→ TASK BRIEF: Go through the entries below, tally each line with the string "bottom", and give the final number by itself.

→ DATA SHOWN:
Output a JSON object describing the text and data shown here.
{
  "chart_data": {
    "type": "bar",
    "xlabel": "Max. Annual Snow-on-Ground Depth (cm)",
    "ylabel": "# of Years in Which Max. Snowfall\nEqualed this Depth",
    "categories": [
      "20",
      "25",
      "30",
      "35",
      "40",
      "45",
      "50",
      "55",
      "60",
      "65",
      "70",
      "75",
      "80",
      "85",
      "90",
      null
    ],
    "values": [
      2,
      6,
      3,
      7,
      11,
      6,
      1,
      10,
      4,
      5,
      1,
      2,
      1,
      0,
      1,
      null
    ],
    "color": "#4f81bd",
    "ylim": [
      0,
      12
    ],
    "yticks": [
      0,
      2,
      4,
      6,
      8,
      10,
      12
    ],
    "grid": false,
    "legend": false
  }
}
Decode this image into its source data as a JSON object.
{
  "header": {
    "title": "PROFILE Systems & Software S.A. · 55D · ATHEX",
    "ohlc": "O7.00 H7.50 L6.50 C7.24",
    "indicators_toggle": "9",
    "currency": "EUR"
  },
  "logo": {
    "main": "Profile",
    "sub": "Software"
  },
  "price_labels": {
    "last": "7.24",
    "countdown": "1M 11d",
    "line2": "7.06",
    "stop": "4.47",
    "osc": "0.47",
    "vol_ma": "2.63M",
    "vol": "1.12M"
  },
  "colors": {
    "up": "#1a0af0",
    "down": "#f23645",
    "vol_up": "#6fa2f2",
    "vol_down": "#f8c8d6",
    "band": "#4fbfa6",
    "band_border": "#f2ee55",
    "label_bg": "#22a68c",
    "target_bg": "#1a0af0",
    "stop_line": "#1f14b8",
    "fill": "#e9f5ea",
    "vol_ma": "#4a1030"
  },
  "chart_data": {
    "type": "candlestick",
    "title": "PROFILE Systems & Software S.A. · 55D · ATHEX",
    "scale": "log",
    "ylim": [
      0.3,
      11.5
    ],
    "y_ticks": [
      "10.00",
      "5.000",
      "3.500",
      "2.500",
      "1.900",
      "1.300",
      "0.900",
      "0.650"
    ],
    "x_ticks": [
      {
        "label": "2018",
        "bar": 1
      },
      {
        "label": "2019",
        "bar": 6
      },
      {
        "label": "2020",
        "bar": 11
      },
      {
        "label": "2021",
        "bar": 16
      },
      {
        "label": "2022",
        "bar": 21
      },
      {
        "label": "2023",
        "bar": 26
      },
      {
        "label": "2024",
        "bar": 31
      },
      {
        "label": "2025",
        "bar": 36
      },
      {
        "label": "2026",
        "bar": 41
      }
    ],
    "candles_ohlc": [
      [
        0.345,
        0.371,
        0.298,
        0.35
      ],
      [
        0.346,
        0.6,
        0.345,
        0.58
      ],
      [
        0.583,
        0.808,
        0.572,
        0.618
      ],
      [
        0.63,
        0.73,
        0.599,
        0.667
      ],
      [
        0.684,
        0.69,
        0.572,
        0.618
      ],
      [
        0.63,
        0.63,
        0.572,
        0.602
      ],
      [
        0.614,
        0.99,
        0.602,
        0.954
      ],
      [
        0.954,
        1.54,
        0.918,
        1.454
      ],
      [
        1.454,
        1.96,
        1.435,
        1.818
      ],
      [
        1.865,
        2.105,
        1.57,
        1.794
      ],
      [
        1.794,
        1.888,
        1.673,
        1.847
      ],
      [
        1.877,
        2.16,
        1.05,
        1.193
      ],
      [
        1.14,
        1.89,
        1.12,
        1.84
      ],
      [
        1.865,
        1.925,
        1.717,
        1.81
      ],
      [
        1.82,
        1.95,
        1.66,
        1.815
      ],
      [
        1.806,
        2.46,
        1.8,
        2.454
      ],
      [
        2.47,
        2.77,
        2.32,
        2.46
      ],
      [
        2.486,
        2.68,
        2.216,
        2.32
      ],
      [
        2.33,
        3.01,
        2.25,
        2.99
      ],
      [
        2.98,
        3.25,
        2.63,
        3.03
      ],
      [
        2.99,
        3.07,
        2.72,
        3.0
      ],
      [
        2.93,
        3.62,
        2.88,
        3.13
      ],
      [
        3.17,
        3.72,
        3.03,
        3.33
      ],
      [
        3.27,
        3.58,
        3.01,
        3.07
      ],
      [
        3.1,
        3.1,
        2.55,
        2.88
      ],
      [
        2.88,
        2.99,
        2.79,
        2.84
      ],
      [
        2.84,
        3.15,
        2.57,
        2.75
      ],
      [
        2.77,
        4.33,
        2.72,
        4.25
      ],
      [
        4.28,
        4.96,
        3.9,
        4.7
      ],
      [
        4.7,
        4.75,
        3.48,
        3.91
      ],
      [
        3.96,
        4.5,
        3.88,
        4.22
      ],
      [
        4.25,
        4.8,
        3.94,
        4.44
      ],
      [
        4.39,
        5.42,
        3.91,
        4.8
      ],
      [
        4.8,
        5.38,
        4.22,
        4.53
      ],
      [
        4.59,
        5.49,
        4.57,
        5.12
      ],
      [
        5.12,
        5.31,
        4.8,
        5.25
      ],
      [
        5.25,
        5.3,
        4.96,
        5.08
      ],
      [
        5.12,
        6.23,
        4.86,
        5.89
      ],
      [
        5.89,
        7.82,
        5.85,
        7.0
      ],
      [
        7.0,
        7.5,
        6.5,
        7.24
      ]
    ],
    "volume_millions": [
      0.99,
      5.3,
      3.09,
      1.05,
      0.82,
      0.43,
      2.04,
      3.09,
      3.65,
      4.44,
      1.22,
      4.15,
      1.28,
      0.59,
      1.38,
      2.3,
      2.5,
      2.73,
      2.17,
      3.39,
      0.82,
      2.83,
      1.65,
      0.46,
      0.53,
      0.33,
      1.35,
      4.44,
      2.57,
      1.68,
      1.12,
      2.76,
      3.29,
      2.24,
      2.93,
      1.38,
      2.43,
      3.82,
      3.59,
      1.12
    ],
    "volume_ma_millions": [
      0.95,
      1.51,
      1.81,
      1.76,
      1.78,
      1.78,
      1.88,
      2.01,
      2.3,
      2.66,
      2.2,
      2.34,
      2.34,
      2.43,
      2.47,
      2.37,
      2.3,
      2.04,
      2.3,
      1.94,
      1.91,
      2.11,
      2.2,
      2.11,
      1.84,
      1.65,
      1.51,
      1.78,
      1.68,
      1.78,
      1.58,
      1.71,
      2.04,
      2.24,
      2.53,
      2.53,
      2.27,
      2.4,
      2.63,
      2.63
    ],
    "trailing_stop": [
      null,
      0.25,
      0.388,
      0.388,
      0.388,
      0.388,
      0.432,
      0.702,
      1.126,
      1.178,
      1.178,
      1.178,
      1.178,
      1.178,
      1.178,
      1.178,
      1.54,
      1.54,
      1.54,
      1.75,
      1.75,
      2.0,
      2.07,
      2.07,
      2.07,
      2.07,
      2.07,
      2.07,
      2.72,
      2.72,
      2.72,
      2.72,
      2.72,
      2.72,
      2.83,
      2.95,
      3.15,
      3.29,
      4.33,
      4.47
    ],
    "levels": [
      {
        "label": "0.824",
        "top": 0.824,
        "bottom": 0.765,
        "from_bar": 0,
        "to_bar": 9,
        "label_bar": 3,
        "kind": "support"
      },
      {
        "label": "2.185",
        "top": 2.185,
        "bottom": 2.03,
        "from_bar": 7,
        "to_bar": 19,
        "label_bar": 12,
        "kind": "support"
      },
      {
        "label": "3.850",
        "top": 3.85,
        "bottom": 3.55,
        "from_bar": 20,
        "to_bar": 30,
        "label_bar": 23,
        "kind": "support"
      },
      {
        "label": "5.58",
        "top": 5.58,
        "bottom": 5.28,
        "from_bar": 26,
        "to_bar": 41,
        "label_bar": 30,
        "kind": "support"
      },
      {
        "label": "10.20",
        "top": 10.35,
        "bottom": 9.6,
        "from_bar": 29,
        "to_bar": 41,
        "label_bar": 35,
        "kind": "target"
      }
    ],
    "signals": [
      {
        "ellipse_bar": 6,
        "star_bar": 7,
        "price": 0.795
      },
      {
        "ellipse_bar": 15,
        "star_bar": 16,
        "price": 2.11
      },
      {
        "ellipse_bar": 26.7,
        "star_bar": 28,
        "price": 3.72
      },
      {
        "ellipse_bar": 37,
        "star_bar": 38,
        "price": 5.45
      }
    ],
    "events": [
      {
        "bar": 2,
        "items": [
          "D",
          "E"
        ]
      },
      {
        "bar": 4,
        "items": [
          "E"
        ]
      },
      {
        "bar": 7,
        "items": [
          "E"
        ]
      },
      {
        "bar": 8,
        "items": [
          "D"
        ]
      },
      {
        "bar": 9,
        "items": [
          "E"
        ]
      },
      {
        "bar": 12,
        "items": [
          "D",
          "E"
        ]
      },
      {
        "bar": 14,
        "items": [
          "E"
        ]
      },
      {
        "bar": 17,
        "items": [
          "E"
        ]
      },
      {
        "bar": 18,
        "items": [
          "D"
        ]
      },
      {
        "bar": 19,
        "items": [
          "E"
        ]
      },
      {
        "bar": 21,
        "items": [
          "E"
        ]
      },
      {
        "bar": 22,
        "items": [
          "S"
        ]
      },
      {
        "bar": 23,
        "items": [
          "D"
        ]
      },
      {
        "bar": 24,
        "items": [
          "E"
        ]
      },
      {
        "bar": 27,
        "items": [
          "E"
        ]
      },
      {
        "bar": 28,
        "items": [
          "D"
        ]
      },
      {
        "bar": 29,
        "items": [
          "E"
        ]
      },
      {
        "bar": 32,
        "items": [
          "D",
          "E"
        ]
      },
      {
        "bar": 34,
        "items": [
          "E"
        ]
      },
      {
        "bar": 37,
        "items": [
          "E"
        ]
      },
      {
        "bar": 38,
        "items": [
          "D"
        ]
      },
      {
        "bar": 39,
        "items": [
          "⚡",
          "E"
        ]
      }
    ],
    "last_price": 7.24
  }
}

→ RESULT BELOW: 5